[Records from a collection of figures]
----------------

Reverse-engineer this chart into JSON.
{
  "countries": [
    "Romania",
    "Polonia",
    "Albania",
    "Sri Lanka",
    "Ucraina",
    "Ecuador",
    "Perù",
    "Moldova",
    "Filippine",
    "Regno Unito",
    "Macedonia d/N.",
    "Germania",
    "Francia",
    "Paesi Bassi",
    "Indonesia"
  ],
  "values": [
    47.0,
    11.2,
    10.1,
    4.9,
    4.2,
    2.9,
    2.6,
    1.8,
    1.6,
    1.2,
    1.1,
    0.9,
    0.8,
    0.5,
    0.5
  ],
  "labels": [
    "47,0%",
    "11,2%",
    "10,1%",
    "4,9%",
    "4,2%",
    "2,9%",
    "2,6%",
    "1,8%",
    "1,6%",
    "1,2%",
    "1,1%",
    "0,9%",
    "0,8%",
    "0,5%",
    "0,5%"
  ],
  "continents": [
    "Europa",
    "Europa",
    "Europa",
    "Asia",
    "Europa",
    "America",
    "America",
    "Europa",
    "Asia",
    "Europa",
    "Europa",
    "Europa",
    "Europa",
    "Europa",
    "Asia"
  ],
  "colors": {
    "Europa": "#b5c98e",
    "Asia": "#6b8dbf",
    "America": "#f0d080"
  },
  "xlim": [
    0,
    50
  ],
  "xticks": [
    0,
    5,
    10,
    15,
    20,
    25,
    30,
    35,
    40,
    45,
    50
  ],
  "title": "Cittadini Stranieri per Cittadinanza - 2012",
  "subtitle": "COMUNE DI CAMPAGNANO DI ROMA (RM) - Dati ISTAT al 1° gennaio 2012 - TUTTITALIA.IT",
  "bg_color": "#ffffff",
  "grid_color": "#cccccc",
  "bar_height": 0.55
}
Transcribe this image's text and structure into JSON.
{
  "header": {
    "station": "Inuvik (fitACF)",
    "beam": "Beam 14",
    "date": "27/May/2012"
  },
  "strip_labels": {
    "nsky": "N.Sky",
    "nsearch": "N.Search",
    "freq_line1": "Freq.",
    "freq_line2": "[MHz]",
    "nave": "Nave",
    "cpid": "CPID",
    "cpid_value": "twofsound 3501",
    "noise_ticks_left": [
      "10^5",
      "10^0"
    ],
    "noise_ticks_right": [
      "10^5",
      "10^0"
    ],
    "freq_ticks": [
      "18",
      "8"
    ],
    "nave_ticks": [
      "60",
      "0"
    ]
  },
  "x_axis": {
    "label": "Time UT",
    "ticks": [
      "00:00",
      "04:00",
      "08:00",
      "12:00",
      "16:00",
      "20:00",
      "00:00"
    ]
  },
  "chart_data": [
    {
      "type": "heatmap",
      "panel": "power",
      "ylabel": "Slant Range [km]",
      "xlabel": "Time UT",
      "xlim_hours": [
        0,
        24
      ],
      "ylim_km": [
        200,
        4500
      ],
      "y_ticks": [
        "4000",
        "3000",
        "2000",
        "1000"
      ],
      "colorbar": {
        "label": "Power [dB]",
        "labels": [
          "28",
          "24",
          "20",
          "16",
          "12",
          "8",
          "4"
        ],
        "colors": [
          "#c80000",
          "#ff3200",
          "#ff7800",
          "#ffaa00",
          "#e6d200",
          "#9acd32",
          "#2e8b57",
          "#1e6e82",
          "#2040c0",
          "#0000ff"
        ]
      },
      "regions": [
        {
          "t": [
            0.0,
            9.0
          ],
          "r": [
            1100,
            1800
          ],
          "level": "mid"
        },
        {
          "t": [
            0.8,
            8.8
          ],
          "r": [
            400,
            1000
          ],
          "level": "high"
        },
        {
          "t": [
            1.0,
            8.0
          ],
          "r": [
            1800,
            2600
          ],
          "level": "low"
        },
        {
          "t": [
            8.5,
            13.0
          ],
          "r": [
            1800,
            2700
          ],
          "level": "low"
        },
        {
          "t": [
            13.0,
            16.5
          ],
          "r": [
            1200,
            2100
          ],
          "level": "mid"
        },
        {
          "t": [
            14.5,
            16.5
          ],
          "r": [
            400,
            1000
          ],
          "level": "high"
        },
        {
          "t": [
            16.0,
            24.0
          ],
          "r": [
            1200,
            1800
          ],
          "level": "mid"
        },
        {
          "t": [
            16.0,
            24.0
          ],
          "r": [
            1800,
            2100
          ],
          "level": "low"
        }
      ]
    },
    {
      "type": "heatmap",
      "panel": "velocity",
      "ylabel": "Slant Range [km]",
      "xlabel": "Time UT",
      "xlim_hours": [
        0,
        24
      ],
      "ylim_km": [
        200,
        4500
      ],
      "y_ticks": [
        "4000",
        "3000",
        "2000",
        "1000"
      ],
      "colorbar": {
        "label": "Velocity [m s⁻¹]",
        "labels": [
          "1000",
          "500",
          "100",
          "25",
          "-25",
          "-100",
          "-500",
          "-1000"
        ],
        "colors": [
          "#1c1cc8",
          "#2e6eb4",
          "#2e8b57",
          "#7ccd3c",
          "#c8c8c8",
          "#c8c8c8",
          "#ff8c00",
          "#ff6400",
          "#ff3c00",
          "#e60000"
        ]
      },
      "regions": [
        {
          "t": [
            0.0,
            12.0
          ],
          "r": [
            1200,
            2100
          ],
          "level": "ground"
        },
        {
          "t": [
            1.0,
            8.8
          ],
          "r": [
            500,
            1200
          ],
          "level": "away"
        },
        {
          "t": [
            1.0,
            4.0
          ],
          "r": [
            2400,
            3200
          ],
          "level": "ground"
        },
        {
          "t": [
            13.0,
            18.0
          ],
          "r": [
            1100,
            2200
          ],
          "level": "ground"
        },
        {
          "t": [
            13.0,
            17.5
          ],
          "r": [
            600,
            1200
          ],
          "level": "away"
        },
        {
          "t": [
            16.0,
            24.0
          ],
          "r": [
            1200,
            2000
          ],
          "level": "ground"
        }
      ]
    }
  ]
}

----------------

> _Given problem_:
Each entry is to be returned in full, character for character.

> _Task solution_:
Reverse-engineer this chart into JSON.
{
  "countries": [
    "Romania",
    "Polonia",
    "Albania",
    "Sri Lanka",
    "Ucraina",
    "Ecuador",
    "Perù",
    "Moldova",
    "Filippine",
    "Regno Unito",
    "Macedonia d/N.",
    "Germania",
    "Francia",
    "Paesi Bassi",
    "Indonesia"
  ],
  "values": [
    47.0,
    11.2,
    10.1,
    4.9,
    4.2,
    2.9,
    2.6,
    1.8,
    1.6,
    1.2,
    1.1,
    0.9,
    0.8,
    0.5,
    0.5
  ],
  "labels": [
    "47,0%",
    "11,2%",
    "10,1%",
    "4,9%",
    "4,2%",
    "2,9%",
    "2,6%",
    "1,8%",
    "1,6%",
    "1,2%",
    "1,1%",
    "0,9%",
    "0,8%",
    "0,5%",
    "0,5%"
  ],
  "continents": [
    "Europa",
    "Europa",
    "Europa",
    "Asia",
    "Europa",
    "America",
    "America",
    "Europa",
    "Asia",
    "Europa",
    "Europa",
    "Europa",
    "Europa",
    "Europa",
    "Asia"
  ],
  "colors": {
    "Europa": "#b5c98e",
    "Asia": "#6b8dbf",
    "America": "#f0d080"
  },
  "xlim": [
    0,
    50
  ],
  "xticks": [
    0,
    5,
    10,
    15,
    20,
    25,
    30,
    35,
    40,
    45,
    50
  ],
  "title": "Cittadini Stranieri per Cittadinanza - 2012",
  "subtitle": "COMUNE DI CAMPAGNANO DI ROMA (RM) - Dati ISTAT al 1° gennaio 2012 - TUTTITALIA.IT",
  "bg_color": "#ffffff",
  "grid_color": "#cccccc",
  "bar_height": 0.55
}
Transcribe this image's text and structure into JSON.
{
  "header": {
    "station": "Inuvik (fitACF)",
    "beam": "Beam 14",
    "date": "27/May/2012"
  },
  "strip_labels": {
    "nsky": "N.Sky",
    "nsearch": "N.Search",
    "freq_line1": "Freq.",
    "freq_line2": "[MHz]",
    "nave": "Nave",
    "cpid": "CPID",
    "cpid_value": "twofsound 3501",
    "noise_ticks_left": [
      "10^5",
      "10^0"
    ],
    "noise_ticks_right": [
      "10^5",
      "10^0"
    ],
    "freq_ticks": [
      "18",
      "8"
    ],
    "nave_ticks": [
      "60",
      "0"
    ]
  },
  "x_axis": {
    "label": "Time UT",
    "ticks": [
      "00:00",
      "04:00",
      "08:00",
      "12:00",
      "16:00",
      "20:00",
      "00:00"
    ]
  },
  "chart_data": [
    {
      "type": "heatmap",
      "panel": "power",
      "ylabel": "Slant Range [km]",
      "xlabel": "Time UT",
      "xlim_hours": [
        0,
        24
      ],
      "ylim_km": [
        200,
        4500
      ],
      "y_ticks": [
        "4000",
        "3000",
        "2000",
        "1000"
      ],
      "colorbar": {
        "label": "Power [dB]",
        "labels": [
          "28",
          "24",
          "20",
          "16",
          "12",
          "8",
          "4"
        ],
        "colors": [
          "#c80000",
          "#ff3200",
          "#ff7800",
          "#ffaa00",
          "#e6d200",
          "#9acd32",
          "#2e8b57",
          "#1e6e82",
          "#2040c0",
          "#0000ff"
        ]
      },
      "regions": [
        {
          "t": [
            0.0,
            9.0
          ],
          "r": [
            1100,
            1800
          ],
          "level": "mid"
        },
        {
          "t": [
            0.8,
            8.8
          ],
          "r": [
            400,
            1000
          ],
          "level": "high"
        },
        {
          "t": [
            1.0,
            8.0
          ],
          "r": [
            1800,
            2600
          ],
          "level": "low"
        },
        {
          "t": [
            8.5,
            13.0
          ],
          "r": [
            1800,
            2700
          ],
          "level": "low"
        },
        {
          "t": [
            13.0,
            16.5
          ],
          "r": [
            1200,
            2100
          ],
          "level": "mid"
        },
        {
          "t": [
            14.5,
            16.5
          ],
          "r": [
            400,
            1000
          ],
          "level": "high"
        },
        {
          "t": [
            16.0,
            24.0
          ],
          "r": [
            1200,
            1800
          ],
          "level": "mid"
        },
        {
          "t": [
            16.0,
            24.0
          ],
          "r": [
            1800,
            2100
          ],
          "level": "low"
        }
      ]
    },
    {
      "type": "heatmap",
      "panel": "velocity",
      "ylabel": "Slant Range [km]",
      "xlabel": "Time UT",
      "xlim_hours": [
        0,
        24
      ],
      "ylim_km": [
        200,
        4500
      ],
      "y_ticks": [
        "4000",
        "3000",
        "2000",
        "1000"
      ],
      "colorbar": {
        "label": "Velocity [m s⁻¹]",
        "labels": [
          "1000",
          "500",
          "100",
          "25",
          "-25",
          "-100",
          "-500",
          "-1000"
        ],
        "colors": [
          "#1c1cc8",
          "#2e6eb4",
          "#2e8b57",
          "#7ccd3c",
          "#c8c8c8",
          "#c8c8c8",
          "#ff8c00",
          "#ff6400",
          "#ff3c00",
          "#e60000"
        ]
      },
      "regions": [
        {
          "t": [
            0.0,
            12.0
          ],
          "r": [
            1200,
            2100
          ],
          "level": "ground"
        },
        {
          "t": [
            1.0,
            8.8
          ],
          "r": [
            500,
            1200
          ],
          "level": "away"
        },
        {
          "t": [
            1.0,
            4.0
          ],
          "r": [
            2400,
            3200
          ],
          "level": "ground"
        },
        {
          "t": [
            13.0,
            18.0
          ],
          "r": [
            1100,
            2200
          ],
          "level": "ground"
        },
        {
          "t": [
            13.0,
            17.5
          ],
          "r": [
            600,
            1200
          ],
          "level": "away"
        },
        {
          "t": [
            16.0,
            24.0
          ],
          "r": [
            1200,
            2000
          ],
          "level": "ground"
        }
      ]
    }
  ]
}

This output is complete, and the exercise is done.